WRITTEN EXERCISE: Every line of the listing must be reproduced as it stands. Leave the images behind.

[Data excerpts]

--*--

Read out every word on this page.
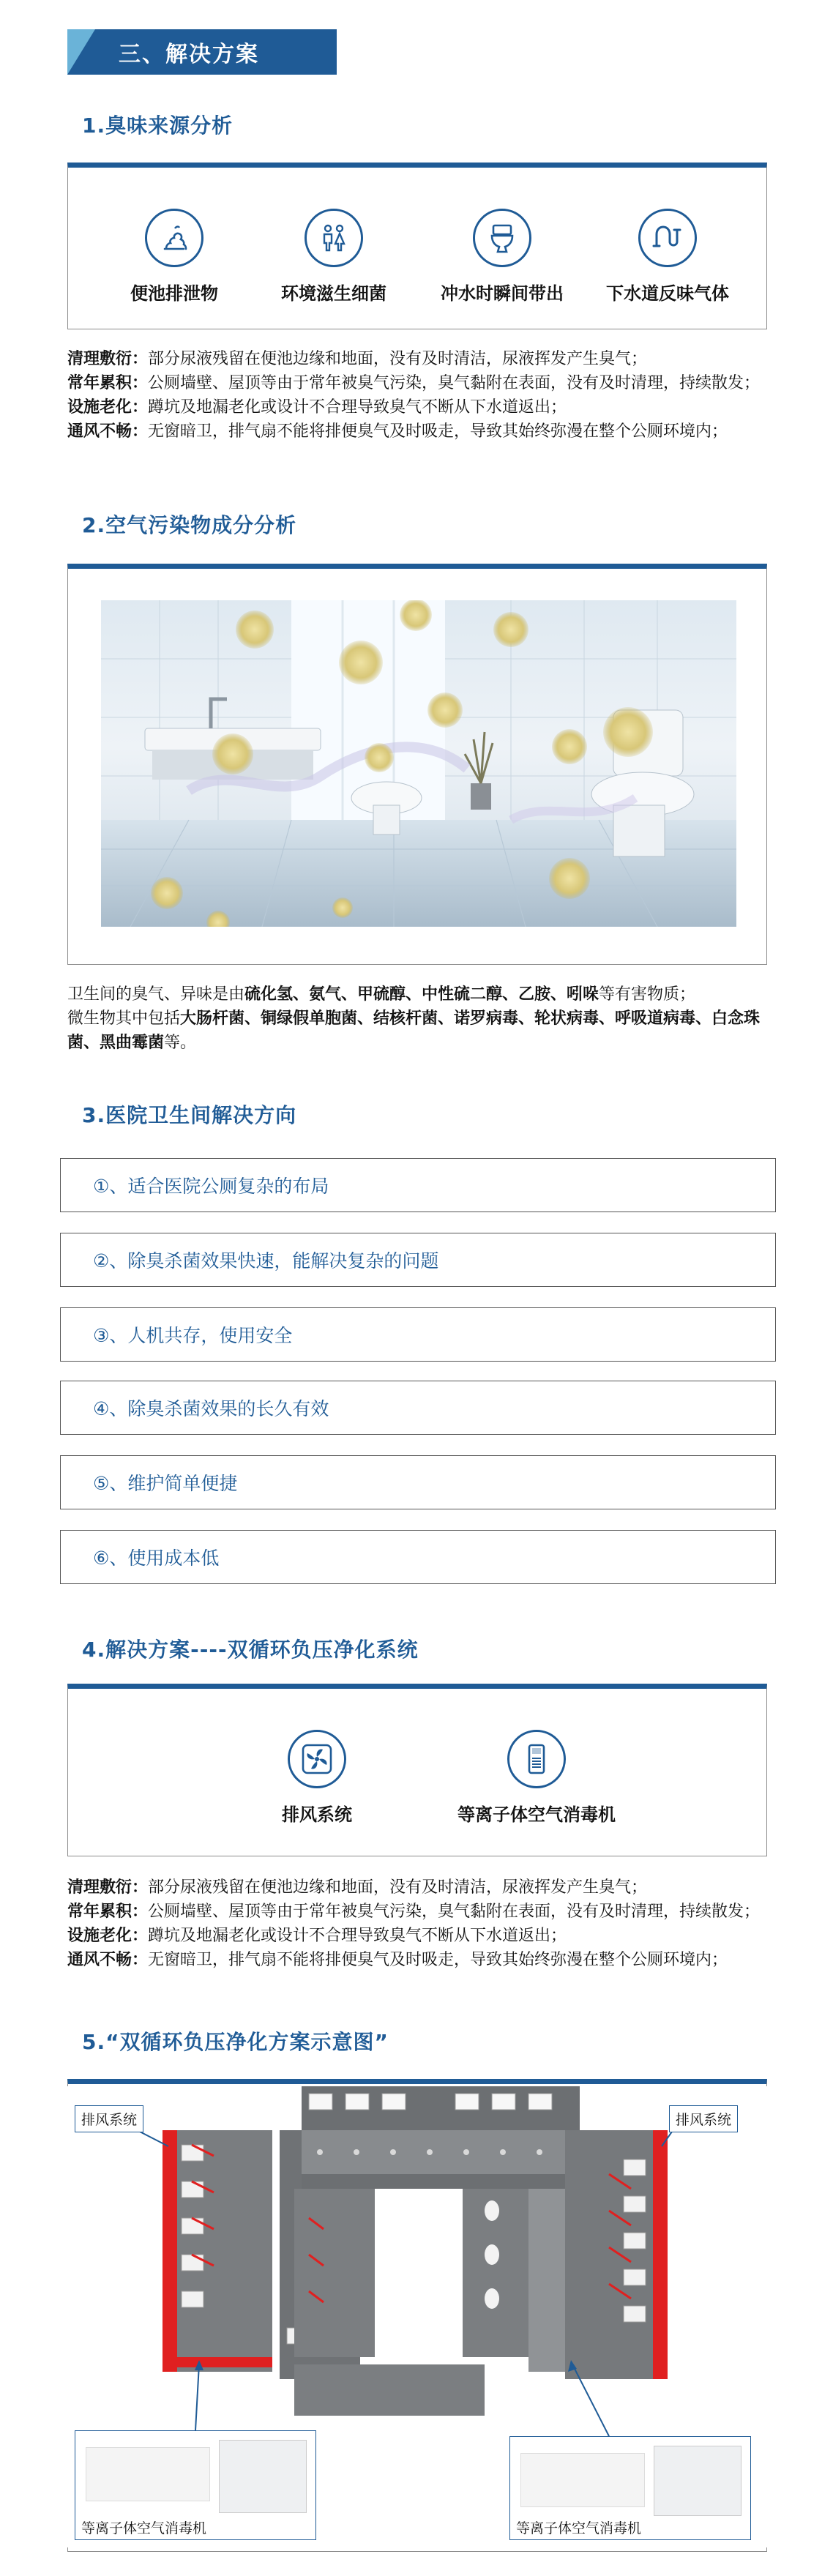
三、解决方案
1.臭味来源分析
便池排泄物	环境滋生细菌	冲水时瞬间带出 下水道反味气体
清理敷衍：部分尿液残留在便池边缘和地面，没有及时清洁，尿液挥发产生臭气；
常年累积：公厕墙壁、屋顶等由于常年被臭气污染，臭气黏附在表面，没有及时清理，持续散发；
设施老化：蹲坑及地漏老化或设计不合理导致臭气不断从下水道返出；
通风不畅：无窗暗卫，排气扇不能将排便臭气及时吸走，导致其始终弥漫在整个公厕环境内；
2.空气污染物成分分析
卫生间的臭气、异味是由硫化氢、氨气、甲硫醇、中性硫二醇、乙胺、吲哚等有害物质；
微生物其中包括大肠杆菌、铜绿假单胞菌、结核杆菌、诺罗病毒、轮状病毒、呼吸道病毒、白念珠菌、黑曲霉菌等。
3.医院卫生间解决方向
①、适合医院公厕复杂的布局
②、除臭杀菌效果快速，能解决复杂的问题
③、人机共存，使用安全
④、除臭杀菌效果的长久有效
⑤、维护简单便捷
⑥、使用成本低
4.解决方案----双循环负压净化系统
排风系统	等离子体空气消毒机
清理敷衍：部分尿液残留在便池边缘和地面，没有及时清洁，尿液挥发产生臭气；
常年累积：公厕墙壁、屋顶等由于常年被臭气污染，臭气黏附在表面，没有及时清理，持续散发；
设施老化：蹲坑及地漏老化或设计不合理导致臭气不断从下水道返出；
通风不畅：无窗暗卫，排气扇不能将排便臭气及时吸走，导致其始终弥漫在整个公厕环境内；
5.“双循环负压净化方案示意图”
排风系统	排风系统
等离子体空气消毒机	等离子体空气消毒机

--*--

ANSWER TO THE EXERCISE:
Read out every word on this page.
三、解决方案
1.臭味来源分析
便池排泄物	环境滋生细菌	冲水时瞬间带出 下水道反味气体
清理敷衍：部分尿液残留在便池边缘和地面，没有及时清洁，尿液挥发产生臭气；
常年累积：公厕墙壁、屋顶等由于常年被臭气污染，臭气黏附在表面，没有及时清理，持续散发；
设施老化：蹲坑及地漏老化或设计不合理导致臭气不断从下水道返出；
通风不畅：无窗暗卫，排气扇不能将排便臭气及时吸走，导致其始终弥漫在整个公厕环境内；
2.空气污染物成分分析
卫生间的臭气、异味是由硫化氢、氨气、甲硫醇、中性硫二醇、乙胺、吲哚等有害物质；
微生物其中包括大肠杆菌、铜绿假单胞菌、结核杆菌、诺罗病毒、轮状病毒、呼吸道病毒、白念珠菌、黑曲霉菌等。
3.医院卫生间解决方向
①、适合医院公厕复杂的布局
②、除臭杀菌效果快速，能解决复杂的问题
③、人机共存，使用安全
④、除臭杀菌效果的长久有效
⑤、维护简单便捷
⑥、使用成本低
4.解决方案----双循环负压净化系统
排风系统	等离子体空气消毒机
清理敷衍：部分尿液残留在便池边缘和地面，没有及时清洁，尿液挥发产生臭气；
常年累积：公厕墙壁、屋顶等由于常年被臭气污染，臭气黏附在表面，没有及时清理，持续散发；
设施老化：蹲坑及地漏老化或设计不合理导致臭气不断从下水道返出；
通风不畅：无窗暗卫，排气扇不能将排便臭气及时吸走，导致其始终弥漫在整个公厕环境内；
5.“双循环负压净化方案示意图”
排风系统	排风系统
等离子体空气消毒机	等离子体空气消毒机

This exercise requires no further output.